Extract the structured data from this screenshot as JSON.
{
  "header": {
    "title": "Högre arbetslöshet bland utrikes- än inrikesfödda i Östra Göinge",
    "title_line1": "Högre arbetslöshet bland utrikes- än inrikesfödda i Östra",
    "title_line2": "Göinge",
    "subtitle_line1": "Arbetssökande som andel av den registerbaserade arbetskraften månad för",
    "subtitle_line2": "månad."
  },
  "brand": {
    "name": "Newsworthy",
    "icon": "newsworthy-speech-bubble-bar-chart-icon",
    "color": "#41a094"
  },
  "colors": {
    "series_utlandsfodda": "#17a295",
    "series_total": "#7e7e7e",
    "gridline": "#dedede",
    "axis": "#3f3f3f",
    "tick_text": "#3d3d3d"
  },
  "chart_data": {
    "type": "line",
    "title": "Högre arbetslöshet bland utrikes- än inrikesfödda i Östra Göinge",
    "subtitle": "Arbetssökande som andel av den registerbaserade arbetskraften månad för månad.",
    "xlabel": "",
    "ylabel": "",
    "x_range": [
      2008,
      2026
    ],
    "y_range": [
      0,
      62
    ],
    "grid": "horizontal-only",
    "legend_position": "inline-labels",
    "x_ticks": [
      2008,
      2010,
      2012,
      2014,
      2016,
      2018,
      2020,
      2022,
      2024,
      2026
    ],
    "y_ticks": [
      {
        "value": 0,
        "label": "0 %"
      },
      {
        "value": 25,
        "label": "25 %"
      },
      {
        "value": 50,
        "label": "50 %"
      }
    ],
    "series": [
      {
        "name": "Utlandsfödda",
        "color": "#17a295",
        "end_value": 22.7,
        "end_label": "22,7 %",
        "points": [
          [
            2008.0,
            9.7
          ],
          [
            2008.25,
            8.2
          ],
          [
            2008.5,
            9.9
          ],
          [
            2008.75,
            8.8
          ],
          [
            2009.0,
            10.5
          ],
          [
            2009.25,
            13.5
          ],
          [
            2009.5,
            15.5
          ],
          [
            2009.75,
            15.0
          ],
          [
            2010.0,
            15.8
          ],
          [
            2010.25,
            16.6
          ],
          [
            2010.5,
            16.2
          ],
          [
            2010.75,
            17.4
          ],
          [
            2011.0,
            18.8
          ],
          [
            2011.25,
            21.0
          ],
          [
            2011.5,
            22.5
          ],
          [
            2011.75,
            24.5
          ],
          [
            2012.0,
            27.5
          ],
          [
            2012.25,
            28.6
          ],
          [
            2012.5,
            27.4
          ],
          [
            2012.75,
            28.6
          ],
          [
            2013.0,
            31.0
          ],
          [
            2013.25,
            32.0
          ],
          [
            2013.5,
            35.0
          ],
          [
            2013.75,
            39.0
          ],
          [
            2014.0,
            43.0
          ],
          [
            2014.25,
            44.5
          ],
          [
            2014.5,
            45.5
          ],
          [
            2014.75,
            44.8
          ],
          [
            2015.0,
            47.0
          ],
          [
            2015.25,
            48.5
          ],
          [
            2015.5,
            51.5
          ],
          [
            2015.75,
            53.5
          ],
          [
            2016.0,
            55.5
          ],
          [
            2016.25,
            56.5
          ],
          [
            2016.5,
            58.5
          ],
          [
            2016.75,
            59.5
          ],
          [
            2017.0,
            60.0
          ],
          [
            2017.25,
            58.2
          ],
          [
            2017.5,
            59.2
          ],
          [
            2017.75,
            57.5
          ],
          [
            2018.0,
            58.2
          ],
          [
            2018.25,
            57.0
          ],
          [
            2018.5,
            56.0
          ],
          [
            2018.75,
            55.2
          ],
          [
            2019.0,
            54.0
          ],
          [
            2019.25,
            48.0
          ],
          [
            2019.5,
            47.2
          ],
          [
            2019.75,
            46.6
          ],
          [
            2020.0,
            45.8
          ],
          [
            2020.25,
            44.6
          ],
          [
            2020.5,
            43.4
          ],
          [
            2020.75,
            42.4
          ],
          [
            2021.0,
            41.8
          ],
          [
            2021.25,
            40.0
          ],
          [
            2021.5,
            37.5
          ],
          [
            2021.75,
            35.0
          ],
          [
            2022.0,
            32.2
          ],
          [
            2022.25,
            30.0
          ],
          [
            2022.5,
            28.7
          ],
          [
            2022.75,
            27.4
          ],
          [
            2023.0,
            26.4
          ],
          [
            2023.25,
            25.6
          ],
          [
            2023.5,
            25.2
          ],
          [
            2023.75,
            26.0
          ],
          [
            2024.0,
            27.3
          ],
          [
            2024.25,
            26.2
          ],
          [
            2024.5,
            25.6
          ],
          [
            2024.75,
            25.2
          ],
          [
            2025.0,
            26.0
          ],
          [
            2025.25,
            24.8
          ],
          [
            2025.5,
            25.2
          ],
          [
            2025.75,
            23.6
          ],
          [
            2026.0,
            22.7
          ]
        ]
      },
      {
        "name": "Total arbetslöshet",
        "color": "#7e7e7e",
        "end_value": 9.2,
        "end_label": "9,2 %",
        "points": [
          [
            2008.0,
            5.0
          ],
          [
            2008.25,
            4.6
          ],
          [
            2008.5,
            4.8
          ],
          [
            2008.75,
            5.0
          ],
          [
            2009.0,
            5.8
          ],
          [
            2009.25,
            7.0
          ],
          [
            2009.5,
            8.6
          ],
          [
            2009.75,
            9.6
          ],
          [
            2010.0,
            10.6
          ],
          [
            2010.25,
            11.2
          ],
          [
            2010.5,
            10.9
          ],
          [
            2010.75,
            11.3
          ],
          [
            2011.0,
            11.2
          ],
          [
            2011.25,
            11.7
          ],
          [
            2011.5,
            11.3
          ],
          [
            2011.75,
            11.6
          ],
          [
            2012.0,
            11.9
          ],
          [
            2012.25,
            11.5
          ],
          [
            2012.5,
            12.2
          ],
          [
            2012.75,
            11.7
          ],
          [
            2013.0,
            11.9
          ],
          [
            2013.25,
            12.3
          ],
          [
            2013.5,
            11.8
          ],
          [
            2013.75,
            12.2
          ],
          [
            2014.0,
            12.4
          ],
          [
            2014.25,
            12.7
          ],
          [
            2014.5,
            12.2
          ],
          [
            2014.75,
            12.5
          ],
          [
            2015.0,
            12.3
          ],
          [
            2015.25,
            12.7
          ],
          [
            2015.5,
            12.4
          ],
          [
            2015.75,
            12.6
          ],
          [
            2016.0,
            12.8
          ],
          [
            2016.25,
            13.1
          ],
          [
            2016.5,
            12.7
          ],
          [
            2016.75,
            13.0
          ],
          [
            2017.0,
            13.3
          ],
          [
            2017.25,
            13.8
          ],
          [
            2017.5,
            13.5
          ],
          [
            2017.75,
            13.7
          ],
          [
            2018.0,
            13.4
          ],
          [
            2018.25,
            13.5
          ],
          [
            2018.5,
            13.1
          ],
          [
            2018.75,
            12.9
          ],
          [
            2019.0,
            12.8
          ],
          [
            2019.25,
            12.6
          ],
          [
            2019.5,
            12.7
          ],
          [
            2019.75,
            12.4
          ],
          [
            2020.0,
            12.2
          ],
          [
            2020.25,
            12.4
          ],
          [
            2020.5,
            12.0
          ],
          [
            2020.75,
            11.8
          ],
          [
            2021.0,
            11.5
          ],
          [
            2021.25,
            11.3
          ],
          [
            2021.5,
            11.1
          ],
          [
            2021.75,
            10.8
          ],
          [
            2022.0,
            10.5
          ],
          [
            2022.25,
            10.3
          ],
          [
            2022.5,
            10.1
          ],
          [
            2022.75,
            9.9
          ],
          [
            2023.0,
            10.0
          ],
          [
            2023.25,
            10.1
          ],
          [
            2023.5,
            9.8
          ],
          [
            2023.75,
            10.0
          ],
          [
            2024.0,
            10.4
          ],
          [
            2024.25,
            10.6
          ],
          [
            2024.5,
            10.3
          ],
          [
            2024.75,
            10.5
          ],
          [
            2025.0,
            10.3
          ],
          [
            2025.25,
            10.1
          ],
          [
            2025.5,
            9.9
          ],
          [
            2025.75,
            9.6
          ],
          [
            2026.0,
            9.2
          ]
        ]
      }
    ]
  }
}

┄┄┄┄┄┄

* **Instructions for the task**
Report the number of lines of the listing above that hold the string "registerbaserade", with no other text.

* **Final answer**
2